▸ TASK:
Reproduce each line from the records that holds "Sprockets".

Dataset rows
>>>

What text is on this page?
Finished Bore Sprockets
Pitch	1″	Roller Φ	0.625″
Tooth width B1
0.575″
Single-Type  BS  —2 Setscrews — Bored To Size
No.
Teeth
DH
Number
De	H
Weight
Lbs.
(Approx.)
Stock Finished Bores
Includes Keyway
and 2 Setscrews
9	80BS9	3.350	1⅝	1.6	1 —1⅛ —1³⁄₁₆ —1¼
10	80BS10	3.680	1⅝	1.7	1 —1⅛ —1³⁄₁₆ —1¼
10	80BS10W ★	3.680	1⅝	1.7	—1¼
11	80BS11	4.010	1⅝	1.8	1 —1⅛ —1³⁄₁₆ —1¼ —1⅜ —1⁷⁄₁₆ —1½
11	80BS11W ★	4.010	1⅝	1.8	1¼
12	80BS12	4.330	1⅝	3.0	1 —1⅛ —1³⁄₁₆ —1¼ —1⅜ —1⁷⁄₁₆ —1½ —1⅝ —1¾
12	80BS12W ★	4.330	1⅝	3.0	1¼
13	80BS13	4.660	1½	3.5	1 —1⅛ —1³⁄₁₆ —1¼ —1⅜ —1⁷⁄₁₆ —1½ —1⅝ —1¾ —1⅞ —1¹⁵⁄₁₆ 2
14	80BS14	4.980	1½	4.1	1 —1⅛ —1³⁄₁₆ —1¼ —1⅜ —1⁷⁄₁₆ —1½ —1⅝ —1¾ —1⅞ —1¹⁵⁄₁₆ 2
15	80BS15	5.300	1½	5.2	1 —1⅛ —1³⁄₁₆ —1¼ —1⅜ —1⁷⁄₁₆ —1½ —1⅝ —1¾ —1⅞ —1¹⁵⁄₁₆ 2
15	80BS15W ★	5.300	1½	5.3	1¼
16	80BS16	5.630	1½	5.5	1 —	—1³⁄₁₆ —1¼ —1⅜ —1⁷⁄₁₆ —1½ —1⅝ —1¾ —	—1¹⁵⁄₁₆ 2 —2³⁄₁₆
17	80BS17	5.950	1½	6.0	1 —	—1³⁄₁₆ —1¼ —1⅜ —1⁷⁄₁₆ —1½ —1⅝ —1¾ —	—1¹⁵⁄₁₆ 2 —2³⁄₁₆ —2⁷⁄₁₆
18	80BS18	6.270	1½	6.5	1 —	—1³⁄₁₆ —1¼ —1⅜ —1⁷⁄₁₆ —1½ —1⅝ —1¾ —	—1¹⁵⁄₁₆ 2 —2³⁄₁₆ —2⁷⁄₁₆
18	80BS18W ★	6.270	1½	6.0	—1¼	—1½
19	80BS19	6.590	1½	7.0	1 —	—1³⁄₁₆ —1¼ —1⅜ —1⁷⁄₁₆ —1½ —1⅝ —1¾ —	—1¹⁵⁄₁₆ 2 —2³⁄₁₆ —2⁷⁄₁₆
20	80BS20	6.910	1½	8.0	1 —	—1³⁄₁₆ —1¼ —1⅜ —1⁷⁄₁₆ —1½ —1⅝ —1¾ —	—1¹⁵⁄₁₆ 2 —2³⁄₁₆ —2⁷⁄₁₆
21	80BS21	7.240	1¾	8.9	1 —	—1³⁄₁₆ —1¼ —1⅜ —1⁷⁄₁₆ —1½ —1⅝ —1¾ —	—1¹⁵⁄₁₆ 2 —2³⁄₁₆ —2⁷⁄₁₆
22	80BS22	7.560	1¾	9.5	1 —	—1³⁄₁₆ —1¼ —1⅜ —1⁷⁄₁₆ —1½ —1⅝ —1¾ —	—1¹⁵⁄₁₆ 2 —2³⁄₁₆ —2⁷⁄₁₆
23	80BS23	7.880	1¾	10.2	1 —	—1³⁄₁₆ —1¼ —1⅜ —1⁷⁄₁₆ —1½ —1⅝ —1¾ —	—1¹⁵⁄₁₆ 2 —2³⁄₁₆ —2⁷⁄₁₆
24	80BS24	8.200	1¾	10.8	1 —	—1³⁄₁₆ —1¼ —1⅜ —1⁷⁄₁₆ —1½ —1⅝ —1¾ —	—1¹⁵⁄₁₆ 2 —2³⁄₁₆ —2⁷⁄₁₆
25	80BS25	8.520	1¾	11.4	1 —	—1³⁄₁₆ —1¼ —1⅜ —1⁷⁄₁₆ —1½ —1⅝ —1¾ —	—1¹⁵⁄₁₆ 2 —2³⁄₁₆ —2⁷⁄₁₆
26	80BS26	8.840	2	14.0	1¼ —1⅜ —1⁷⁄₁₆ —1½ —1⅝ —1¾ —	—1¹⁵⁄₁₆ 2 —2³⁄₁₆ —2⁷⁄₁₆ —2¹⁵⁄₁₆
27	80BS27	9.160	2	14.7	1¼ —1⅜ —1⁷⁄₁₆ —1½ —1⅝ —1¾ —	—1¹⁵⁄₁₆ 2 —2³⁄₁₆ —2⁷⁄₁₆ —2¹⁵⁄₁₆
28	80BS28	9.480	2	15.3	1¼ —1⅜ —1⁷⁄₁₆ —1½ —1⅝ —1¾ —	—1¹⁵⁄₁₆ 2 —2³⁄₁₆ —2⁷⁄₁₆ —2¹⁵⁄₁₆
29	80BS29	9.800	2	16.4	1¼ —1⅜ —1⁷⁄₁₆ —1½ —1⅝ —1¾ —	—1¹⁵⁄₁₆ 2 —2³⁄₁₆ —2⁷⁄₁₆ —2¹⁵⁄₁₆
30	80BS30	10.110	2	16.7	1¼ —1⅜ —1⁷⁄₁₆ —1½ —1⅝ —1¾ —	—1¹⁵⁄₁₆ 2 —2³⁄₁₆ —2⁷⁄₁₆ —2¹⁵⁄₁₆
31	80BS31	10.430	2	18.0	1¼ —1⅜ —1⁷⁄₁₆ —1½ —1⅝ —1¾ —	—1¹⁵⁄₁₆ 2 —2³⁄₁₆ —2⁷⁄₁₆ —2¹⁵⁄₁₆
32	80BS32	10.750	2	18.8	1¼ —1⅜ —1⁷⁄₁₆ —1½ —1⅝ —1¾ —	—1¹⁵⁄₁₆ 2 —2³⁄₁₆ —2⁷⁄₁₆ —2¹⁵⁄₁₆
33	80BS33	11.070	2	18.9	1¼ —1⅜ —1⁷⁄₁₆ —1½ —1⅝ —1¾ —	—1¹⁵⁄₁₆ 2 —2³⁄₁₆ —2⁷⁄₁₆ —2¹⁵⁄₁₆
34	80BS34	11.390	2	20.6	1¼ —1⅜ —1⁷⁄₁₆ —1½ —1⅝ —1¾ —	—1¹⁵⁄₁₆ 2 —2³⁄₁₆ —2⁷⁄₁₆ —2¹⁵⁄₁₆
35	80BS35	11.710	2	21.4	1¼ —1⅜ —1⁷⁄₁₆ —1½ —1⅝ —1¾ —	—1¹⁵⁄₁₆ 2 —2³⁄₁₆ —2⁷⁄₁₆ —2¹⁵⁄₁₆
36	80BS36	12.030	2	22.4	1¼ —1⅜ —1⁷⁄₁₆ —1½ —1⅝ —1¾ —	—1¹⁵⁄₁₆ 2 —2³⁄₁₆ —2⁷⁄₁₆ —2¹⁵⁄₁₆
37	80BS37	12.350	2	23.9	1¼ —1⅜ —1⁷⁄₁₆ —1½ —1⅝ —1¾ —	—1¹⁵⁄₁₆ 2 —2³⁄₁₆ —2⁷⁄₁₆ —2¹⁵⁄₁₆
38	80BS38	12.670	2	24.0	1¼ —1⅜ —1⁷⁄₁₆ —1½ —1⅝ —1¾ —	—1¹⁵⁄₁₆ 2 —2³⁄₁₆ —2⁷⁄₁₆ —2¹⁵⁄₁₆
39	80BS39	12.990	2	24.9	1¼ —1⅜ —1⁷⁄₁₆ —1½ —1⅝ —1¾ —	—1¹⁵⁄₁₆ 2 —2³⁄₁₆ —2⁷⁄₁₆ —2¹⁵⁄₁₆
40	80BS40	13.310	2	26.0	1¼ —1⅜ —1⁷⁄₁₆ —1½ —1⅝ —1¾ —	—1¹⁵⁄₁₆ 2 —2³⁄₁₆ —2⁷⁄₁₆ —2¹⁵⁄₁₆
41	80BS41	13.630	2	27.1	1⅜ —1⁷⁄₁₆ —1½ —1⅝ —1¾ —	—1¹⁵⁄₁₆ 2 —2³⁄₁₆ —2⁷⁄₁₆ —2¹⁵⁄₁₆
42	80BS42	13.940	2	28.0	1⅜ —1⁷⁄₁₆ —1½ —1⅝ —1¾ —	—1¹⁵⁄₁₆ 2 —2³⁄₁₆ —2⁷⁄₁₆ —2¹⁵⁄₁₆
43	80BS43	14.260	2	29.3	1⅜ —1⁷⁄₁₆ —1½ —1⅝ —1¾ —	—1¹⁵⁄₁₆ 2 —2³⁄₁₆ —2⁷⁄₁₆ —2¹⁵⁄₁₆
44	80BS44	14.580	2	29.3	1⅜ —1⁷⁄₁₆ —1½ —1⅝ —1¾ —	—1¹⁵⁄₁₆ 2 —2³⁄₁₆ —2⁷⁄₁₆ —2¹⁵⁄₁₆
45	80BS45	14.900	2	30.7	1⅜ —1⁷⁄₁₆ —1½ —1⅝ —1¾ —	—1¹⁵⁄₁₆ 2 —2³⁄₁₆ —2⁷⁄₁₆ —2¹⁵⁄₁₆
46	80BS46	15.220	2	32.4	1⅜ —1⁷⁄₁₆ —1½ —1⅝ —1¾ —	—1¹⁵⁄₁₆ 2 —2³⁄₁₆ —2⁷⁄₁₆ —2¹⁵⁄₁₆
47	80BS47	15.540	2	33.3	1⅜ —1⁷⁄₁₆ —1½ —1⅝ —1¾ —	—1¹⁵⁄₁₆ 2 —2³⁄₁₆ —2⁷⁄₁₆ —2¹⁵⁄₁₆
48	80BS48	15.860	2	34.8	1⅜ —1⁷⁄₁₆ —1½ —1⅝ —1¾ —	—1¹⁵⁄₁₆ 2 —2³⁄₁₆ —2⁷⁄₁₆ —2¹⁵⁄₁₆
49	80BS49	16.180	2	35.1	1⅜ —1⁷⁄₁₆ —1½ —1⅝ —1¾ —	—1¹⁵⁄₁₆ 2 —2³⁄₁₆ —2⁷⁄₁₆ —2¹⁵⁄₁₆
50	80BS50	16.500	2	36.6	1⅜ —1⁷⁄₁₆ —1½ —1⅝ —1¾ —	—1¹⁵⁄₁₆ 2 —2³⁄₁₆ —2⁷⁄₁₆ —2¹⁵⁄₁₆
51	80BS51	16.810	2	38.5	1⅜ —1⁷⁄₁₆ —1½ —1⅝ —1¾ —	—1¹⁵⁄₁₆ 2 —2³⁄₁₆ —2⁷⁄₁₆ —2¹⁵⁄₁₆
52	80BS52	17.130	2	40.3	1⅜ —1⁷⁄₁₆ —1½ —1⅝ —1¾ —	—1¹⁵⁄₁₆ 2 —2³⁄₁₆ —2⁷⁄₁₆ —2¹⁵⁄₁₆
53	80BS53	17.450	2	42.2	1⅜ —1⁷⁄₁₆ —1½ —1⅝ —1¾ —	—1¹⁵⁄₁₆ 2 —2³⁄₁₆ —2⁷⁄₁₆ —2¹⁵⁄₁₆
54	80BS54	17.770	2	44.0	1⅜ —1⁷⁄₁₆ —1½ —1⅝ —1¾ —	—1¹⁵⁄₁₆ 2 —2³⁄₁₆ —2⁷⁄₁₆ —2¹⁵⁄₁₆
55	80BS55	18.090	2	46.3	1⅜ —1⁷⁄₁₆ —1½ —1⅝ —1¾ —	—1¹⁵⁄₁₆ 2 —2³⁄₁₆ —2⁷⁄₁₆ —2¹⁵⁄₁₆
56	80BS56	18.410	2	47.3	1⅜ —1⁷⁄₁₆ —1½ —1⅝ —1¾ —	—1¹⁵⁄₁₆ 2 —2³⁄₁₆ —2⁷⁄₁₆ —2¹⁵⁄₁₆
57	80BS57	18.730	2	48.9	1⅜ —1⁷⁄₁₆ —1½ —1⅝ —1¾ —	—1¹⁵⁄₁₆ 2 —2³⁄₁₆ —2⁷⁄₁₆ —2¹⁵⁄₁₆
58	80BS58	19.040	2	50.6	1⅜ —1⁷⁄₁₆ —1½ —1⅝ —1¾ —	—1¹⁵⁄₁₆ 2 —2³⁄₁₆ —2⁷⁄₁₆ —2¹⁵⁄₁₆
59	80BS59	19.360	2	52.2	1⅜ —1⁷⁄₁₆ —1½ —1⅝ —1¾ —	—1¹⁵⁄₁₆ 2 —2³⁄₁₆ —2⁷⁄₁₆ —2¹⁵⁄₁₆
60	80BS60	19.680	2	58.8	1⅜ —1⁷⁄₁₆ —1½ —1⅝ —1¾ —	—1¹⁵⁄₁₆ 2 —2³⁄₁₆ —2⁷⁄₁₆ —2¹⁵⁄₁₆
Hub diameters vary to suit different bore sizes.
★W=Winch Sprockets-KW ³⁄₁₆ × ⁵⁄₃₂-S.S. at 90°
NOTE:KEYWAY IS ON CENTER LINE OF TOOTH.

<<<

▸ COMPLETE RESPONSE:
Finished Bore Sprockets
★W=Winch Sprockets-KW ³⁄₁₆ × ⁵⁄₃₂-S.S. at 90°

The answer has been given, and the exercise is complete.